══ Working data
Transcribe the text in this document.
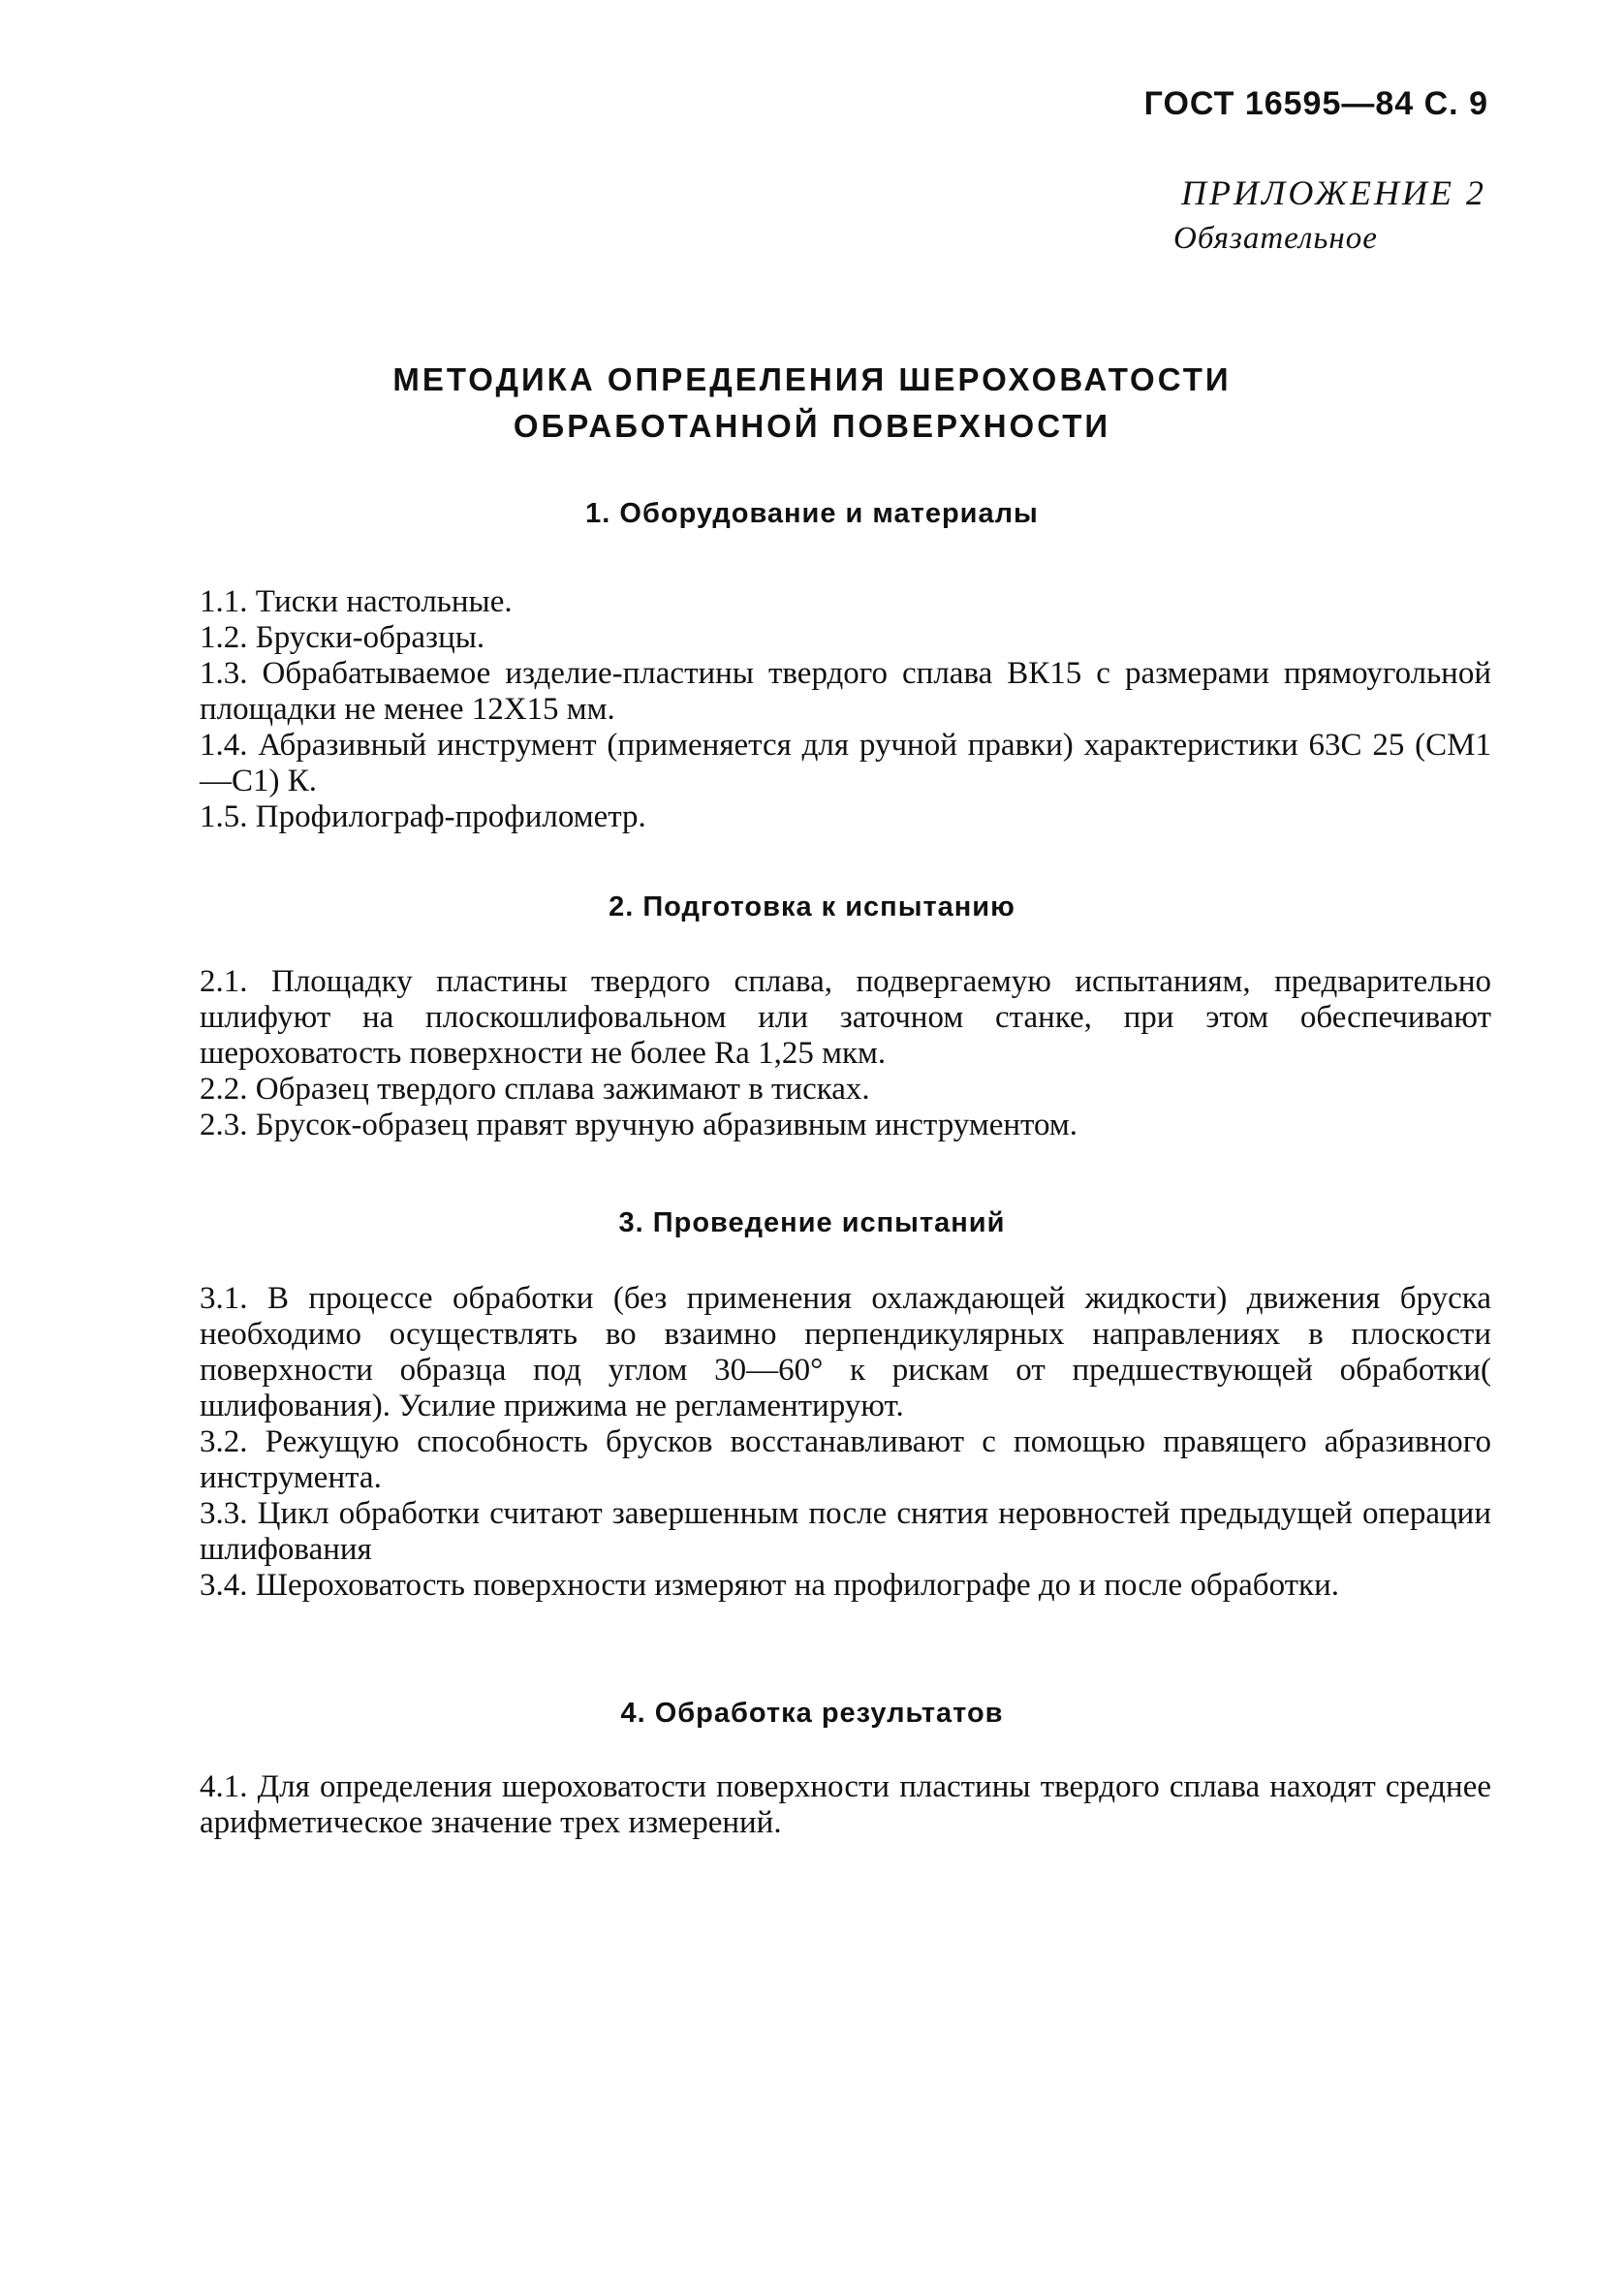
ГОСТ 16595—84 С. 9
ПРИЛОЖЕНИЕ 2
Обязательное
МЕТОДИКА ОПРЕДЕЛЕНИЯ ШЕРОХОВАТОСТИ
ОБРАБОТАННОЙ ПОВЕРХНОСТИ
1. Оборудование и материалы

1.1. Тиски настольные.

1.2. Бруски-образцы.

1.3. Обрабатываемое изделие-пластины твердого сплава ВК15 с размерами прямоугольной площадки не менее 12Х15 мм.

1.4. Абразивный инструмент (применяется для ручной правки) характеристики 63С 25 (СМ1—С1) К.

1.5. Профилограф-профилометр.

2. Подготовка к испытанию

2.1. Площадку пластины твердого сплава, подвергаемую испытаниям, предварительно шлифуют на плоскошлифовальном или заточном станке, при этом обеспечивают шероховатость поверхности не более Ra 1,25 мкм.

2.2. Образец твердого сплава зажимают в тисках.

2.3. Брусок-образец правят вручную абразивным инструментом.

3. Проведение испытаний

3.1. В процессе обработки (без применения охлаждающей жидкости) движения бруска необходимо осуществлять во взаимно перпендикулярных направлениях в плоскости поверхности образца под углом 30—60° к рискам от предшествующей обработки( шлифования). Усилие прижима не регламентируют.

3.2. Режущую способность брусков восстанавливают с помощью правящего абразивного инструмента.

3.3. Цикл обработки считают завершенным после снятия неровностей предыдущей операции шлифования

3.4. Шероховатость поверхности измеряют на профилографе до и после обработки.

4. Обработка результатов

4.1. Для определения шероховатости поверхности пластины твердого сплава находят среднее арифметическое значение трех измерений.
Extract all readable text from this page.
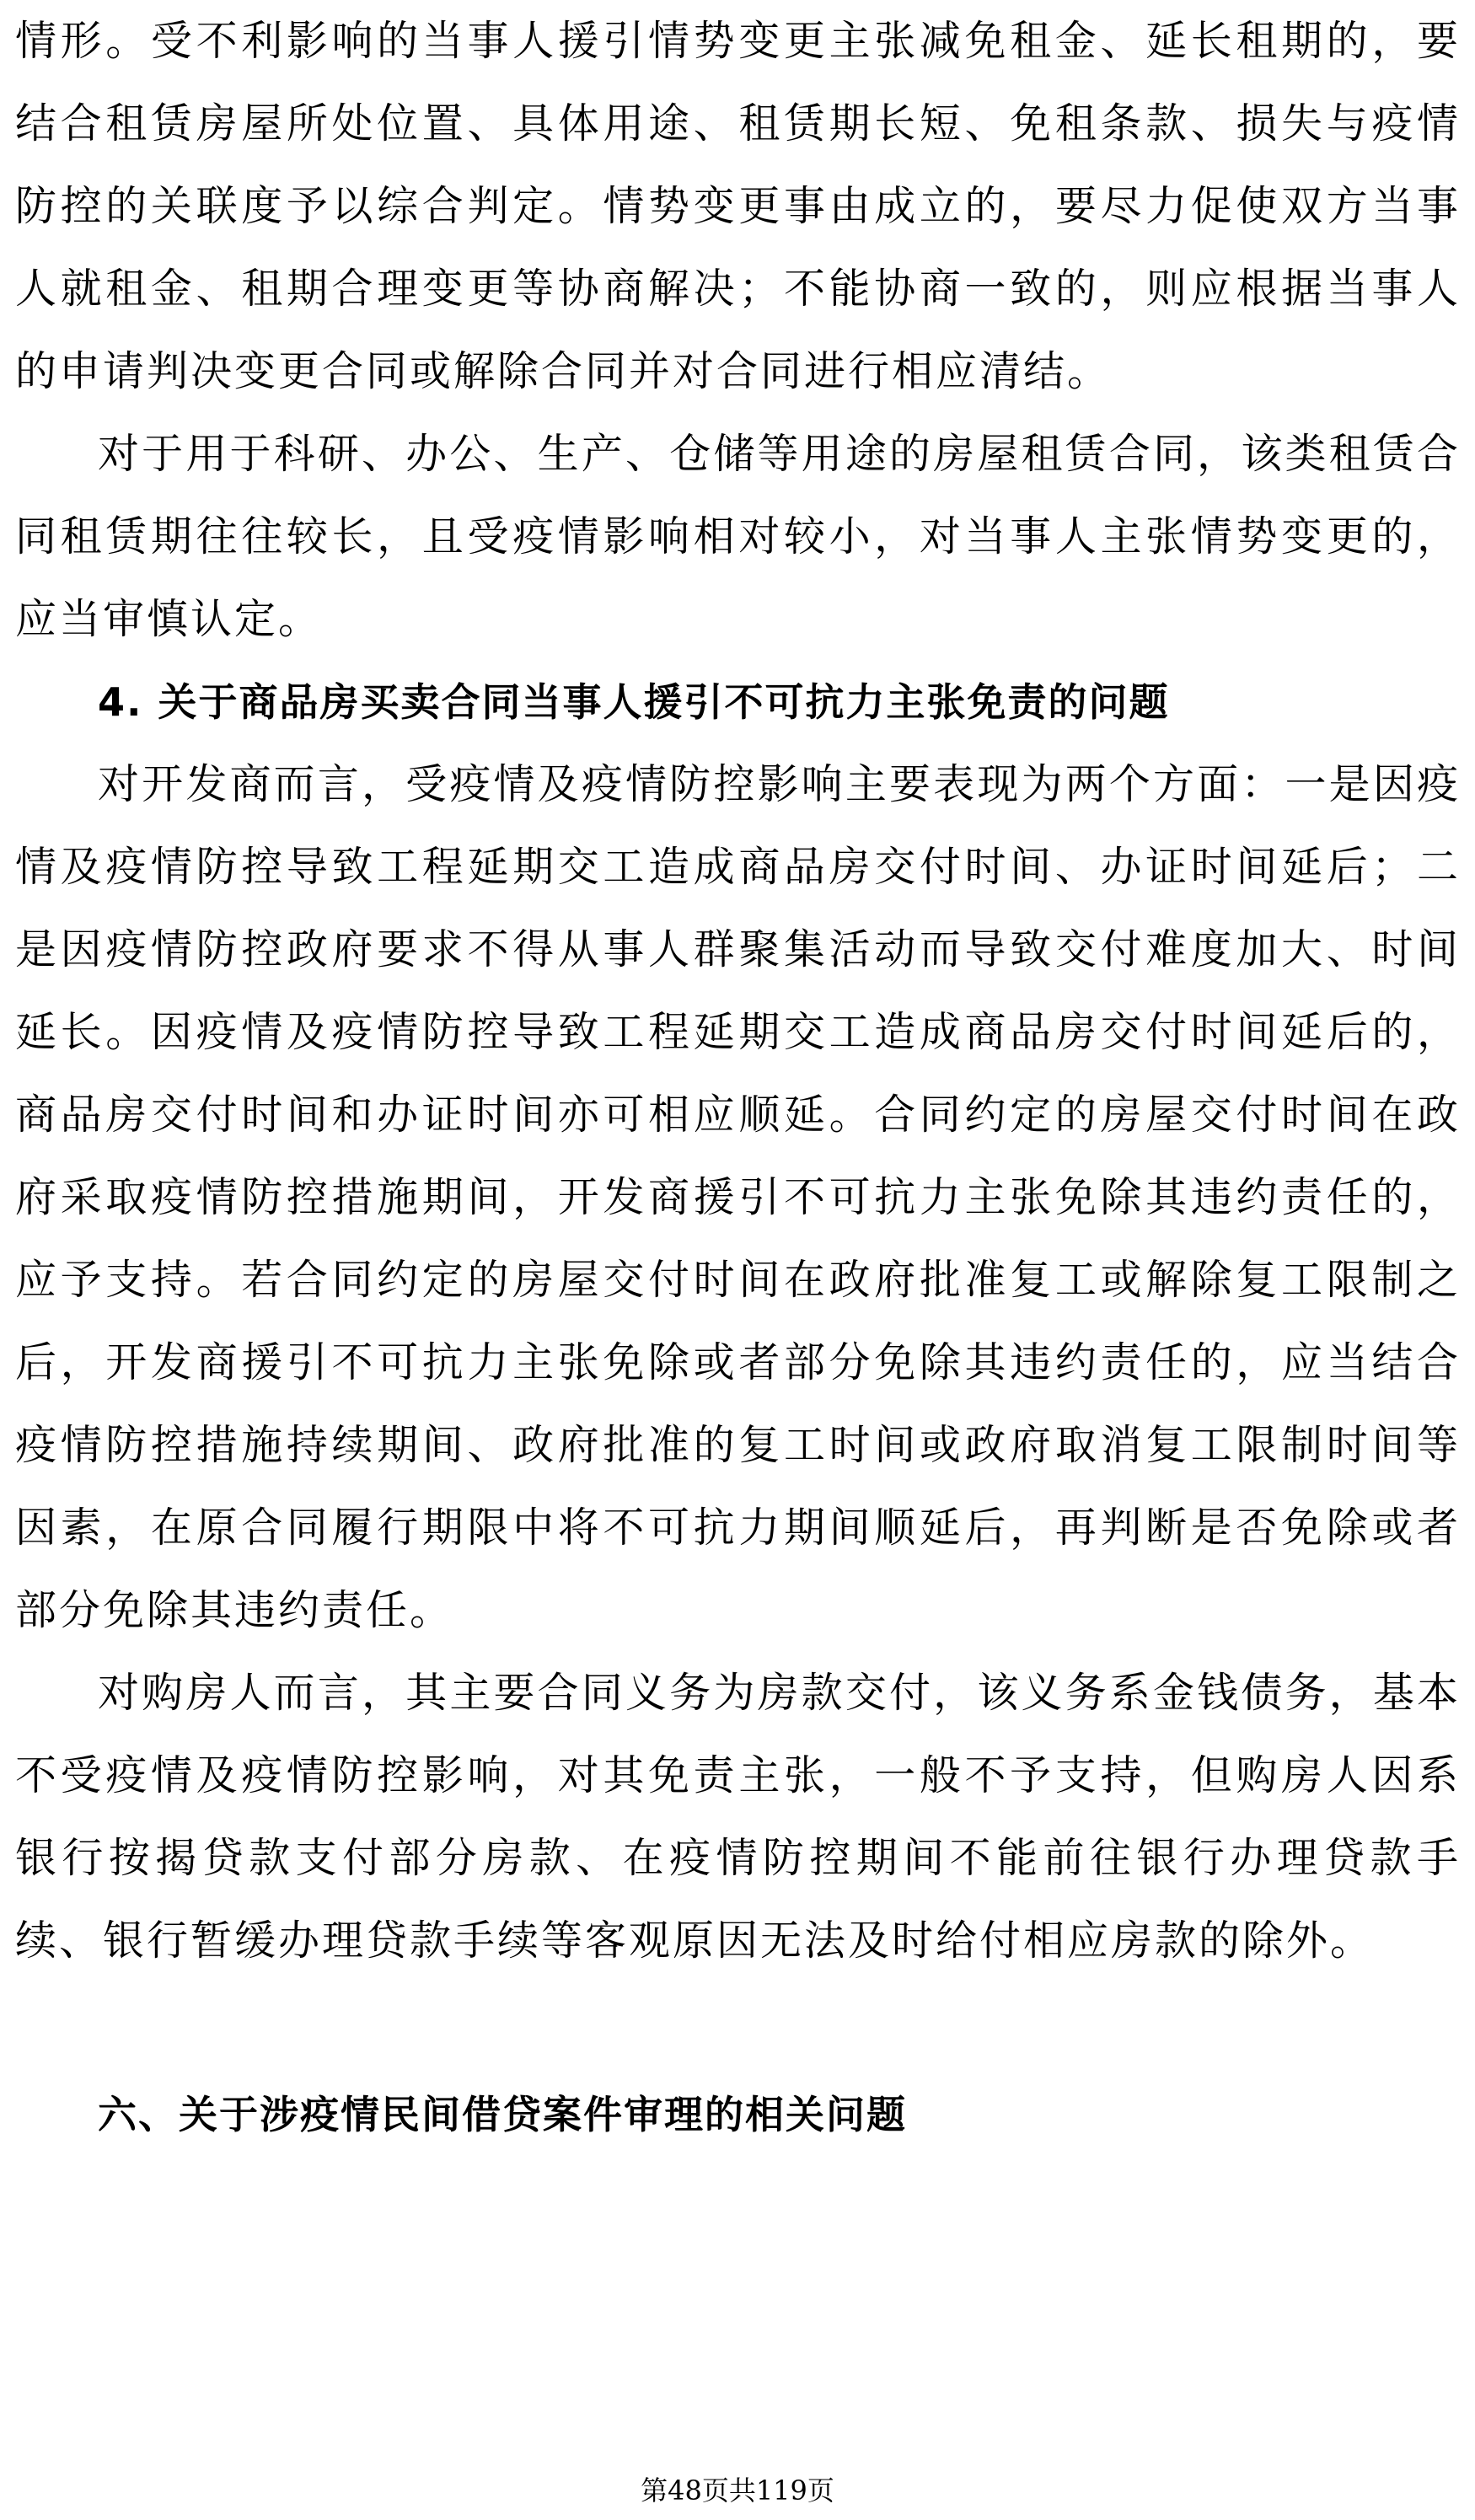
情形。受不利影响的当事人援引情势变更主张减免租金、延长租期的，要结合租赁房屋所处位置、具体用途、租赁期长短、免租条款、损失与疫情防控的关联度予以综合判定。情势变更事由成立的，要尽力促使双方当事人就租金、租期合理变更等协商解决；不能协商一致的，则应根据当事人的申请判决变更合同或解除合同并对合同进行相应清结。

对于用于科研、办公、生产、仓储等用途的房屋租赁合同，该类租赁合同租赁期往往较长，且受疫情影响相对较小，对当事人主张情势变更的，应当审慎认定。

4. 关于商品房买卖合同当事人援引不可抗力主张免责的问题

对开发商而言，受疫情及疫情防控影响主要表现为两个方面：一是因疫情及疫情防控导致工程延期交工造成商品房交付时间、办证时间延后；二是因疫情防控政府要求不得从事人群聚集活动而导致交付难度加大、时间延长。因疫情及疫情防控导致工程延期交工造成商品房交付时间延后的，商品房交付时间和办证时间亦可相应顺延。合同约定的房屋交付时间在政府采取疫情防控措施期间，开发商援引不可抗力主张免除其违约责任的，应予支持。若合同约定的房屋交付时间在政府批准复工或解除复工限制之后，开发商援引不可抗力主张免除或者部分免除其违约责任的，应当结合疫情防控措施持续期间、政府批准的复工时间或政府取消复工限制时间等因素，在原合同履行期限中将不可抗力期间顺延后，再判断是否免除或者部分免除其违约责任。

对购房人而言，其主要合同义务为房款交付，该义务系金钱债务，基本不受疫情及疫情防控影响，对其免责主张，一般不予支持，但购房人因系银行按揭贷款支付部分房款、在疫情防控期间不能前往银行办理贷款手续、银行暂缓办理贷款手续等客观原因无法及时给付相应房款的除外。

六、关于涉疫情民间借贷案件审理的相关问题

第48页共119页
════
=== Instructions for the task ===
Gather every line containing the word "шлифования" and copy it.

=== Exercise result ===
3.1. В процессе обработки (без применения охлаждающей жидкости) движения бруска необходимо осуществлять во взаимно перпендикулярных направлениях в плоскости поверхности образца под углом 30—60° к рискам от предшествующей обработки( шлифования). Усилие прижима не регламентируют.
3.3. Цикл обработки считают завершенным после снятия неровностей предыдущей операции шлифования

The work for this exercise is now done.